● **The problem**: Take the records underneath and set them down exactly.
-- Start Dataset content --
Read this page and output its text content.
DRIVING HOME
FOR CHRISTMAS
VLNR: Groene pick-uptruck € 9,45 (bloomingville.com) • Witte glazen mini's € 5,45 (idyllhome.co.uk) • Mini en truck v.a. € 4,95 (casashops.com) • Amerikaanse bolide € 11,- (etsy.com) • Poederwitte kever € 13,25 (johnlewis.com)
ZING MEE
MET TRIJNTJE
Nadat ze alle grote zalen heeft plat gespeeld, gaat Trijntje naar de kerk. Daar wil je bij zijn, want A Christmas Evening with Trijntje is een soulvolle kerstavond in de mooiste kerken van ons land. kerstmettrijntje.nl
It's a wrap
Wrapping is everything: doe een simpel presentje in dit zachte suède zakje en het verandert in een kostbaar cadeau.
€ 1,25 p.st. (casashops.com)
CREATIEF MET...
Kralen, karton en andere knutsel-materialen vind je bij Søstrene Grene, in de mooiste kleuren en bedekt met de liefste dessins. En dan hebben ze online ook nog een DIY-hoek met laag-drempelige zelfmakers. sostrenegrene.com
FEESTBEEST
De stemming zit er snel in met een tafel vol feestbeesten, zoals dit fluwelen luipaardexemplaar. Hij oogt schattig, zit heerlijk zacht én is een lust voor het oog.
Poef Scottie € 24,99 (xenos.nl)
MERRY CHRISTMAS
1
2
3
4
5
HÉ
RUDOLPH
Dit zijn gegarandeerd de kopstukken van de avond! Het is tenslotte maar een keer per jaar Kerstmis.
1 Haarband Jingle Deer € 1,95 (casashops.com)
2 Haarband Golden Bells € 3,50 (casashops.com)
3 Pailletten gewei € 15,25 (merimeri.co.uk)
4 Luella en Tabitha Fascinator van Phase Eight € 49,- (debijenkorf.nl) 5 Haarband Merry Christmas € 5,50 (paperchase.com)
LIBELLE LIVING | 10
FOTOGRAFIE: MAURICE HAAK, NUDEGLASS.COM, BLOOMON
-- End Dataset content --
● **Task response**:
Read this page and output its text content.
DRIVING HOME
FOR CHRISTMAS
VLNR: Groene pick-uptruck € 9,45 (bloomingville.com) • Witte glazen mini's € 5,45 (idyllhome.co.uk) • Mini en truck v.a. € 4,95 (casashops.com) • Amerikaanse bolide € 11,- (etsy.com) • Poederwitte kever € 13,25 (johnlewis.com)
ZING MEE
MET TRIJNTJE
Nadat ze alle grote zalen heeft plat gespeeld, gaat Trijntje naar de kerk. Daar wil je bij zijn, want A Christmas Evening with Trijntje is een soulvolle kerstavond in de mooiste kerken van ons land. kerstmettrijntje.nl
It's a wrap
Wrapping is everything: doe een simpel presentje in dit zachte suède zakje en het verandert in een kostbaar cadeau.
€ 1,25 p.st. (casashops.com)
CREATIEF MET...
Kralen, karton en andere knutsel-materialen vind je bij Søstrene Grene, in de mooiste kleuren en bedekt met de liefste dessins. En dan hebben ze online ook nog een DIY-hoek met laag-drempelige zelfmakers. sostrenegrene.com
FEESTBEEST
De stemming zit er snel in met een tafel vol feestbeesten, zoals dit fluwelen luipaardexemplaar. Hij oogt schattig, zit heerlijk zacht én is een lust voor het oog.
Poef Scottie € 24,99 (xenos.nl)
MERRY CHRISTMAS
1
2
3
4
5
HÉ
RUDOLPH
Dit zijn gegarandeerd de kopstukken van de avond! Het is tenslotte maar een keer per jaar Kerstmis.
1 Haarband Jingle Deer € 1,95 (casashops.com)
2 Haarband Golden Bells € 3,50 (casashops.com)
3 Pailletten gewei € 15,25 (merimeri.co.uk)
4 Luella en Tabitha Fascinator van Phase Eight € 49,- (debijenkorf.nl) 5 Haarband Merry Christmas € 5,50 (paperchase.com)
LIBELLE LIVING | 10
FOTOGRAFIE: MAURICE HAAK, NUDEGLASS.COM, BLOOMON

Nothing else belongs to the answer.